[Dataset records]
————————

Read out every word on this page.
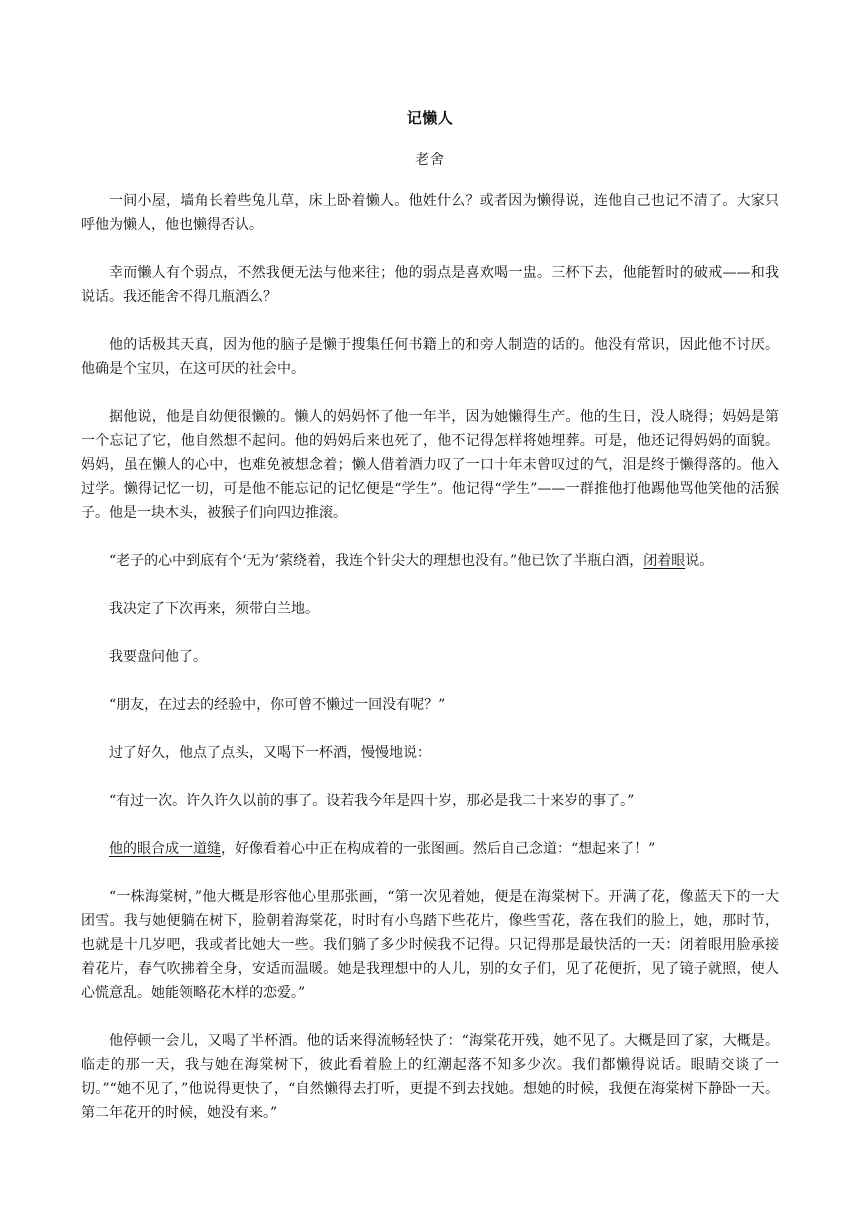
记懒人
老舍

一间小屋，墙角长着些兔儿草，床上卧着懒人。他姓什么？或者因为懒得说，连他自己也记不清了。大家只呼他为懒人，他也懒得否认。

幸而懒人有个弱点，不然我便无法与他来往；他的弱点是喜欢喝一盅。三杯下去，他能暂时的破戒——和我说话。我还能舍不得几瓶酒么？

他的话极其天真，因为他的脑子是懒于搜集任何书籍上的和旁人制造的话的。他没有常识，因此他不讨厌。他确是个宝贝，在这可厌的社会中。

据他说，他是自幼便很懒的。懒人的妈妈怀了他一年半，因为她懒得生产。他的生日，没人晓得；妈妈是第一个忘记了它，他自然想不起问。他的妈妈后来也死了，他不记得怎样将她埋葬。可是，他还记得妈妈的面貌。妈妈，虽在懒人的心中，也难免被想念着；懒人借着酒力叹了一口十年未曾叹过的气，泪是终于懒得落的。他入过学。懒得记忆一切，可是他不能忘记的记忆便是“学生”。他记得“学生”——一群推他打他踢他骂他笑他的活猴子。他是一块木头，被猴子们向四边推滚。

“老子的心中到底有个‘无为’萦绕着，我连个针尖大的理想也没有。”他已饮了半瓶白酒，闭着眼说。

我决定了下次再来，须带白兰地。

我要盘问他了。

“朋友，在过去的经验中，你可曾不懒过一回没有呢？”

过了好久，他点了点头，又喝下一杯酒，慢慢地说：

“有过一次。许久许久以前的事了。设若我今年是四十岁，那必是我二十来岁的事了。”

他的眼合成一道缝，好像看着心中正在构成着的一张图画。然后自己念道：“想起来了！”

“一株海棠树，”他大概是形容他心里那张画，“第一次见着她，便是在海棠树下。开满了花，像蓝天下的一大团雪。我与她便躺在树下，脸朝着海棠花，时时有小鸟踏下些花片，像些雪花，落在我们的脸上，她，那时节，也就是十几岁吧，我或者比她大一些。我们躺了多少时候我不记得。只记得那是最快活的一天：闭着眼用脸承接着花片，春气吹拂着全身，安适而温暖。她是我理想中的人儿，别的女子们，见了花便折，见了镜子就照，使人心慌意乱。她能领略花木样的恋爱。”

他停顿一会儿，又喝了半杯酒。他的话来得流畅轻快了：“海棠花开残，她不见了。大概是回了家，大概是。临走的那一天，我与她在海棠树下，彼此看着脸上的红潮起落不知多少次。我们都懒得说话。眼睛交谈了一切。”“她不见了，”他说得更快了，“自然懒得去打听，更提不到去找她。想她的时候，我便在海棠树下静卧一天。第二年花开的时候，她没有来。”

————————

[Problem statement]
Retype all the records shown above, character for character. Omit every picture.

[Exercise answer]
Read out every word on this page.
记懒人
老舍

一间小屋，墙角长着些兔儿草，床上卧着懒人。他姓什么？或者因为懒得说，连他自己也记不清了。大家只呼他为懒人，他也懒得否认。

幸而懒人有个弱点，不然我便无法与他来往；他的弱点是喜欢喝一盅。三杯下去，他能暂时的破戒——和我说话。我还能舍不得几瓶酒么？

他的话极其天真，因为他的脑子是懒于搜集任何书籍上的和旁人制造的话的。他没有常识，因此他不讨厌。他确是个宝贝，在这可厌的社会中。

据他说，他是自幼便很懒的。懒人的妈妈怀了他一年半，因为她懒得生产。他的生日，没人晓得；妈妈是第一个忘记了它，他自然想不起问。他的妈妈后来也死了，他不记得怎样将她埋葬。可是，他还记得妈妈的面貌。妈妈，虽在懒人的心中，也难免被想念着；懒人借着酒力叹了一口十年未曾叹过的气，泪是终于懒得落的。他入过学。懒得记忆一切，可是他不能忘记的记忆便是“学生”。他记得“学生”——一群推他打他踢他骂他笑他的活猴子。他是一块木头，被猴子们向四边推滚。

“老子的心中到底有个‘无为’萦绕着，我连个针尖大的理想也没有。”他已饮了半瓶白酒，闭着眼说。

我决定了下次再来，须带白兰地。

我要盘问他了。

“朋友，在过去的经验中，你可曾不懒过一回没有呢？”

过了好久，他点了点头，又喝下一杯酒，慢慢地说：

“有过一次。许久许久以前的事了。设若我今年是四十岁，那必是我二十来岁的事了。”

他的眼合成一道缝，好像看着心中正在构成着的一张图画。然后自己念道：“想起来了！”

“一株海棠树，”他大概是形容他心里那张画，“第一次见着她，便是在海棠树下。开满了花，像蓝天下的一大团雪。我与她便躺在树下，脸朝着海棠花，时时有小鸟踏下些花片，像些雪花，落在我们的脸上，她，那时节，也就是十几岁吧，我或者比她大一些。我们躺了多少时候我不记得。只记得那是最快活的一天：闭着眼用脸承接着花片，春气吹拂着全身，安适而温暖。她是我理想中的人儿，别的女子们，见了花便折，见了镜子就照，使人心慌意乱。她能领略花木样的恋爱。”

他停顿一会儿，又喝了半杯酒。他的话来得流畅轻快了：“海棠花开残，她不见了。大概是回了家，大概是。临走的那一天，我与她在海棠树下，彼此看着脸上的红潮起落不知多少次。我们都懒得说话。眼睛交谈了一切。”“她不见了，”他说得更快了，“自然懒得去打听，更提不到去找她。想她的时候，我便在海棠树下静卧一天。第二年花开的时候，她没有来。”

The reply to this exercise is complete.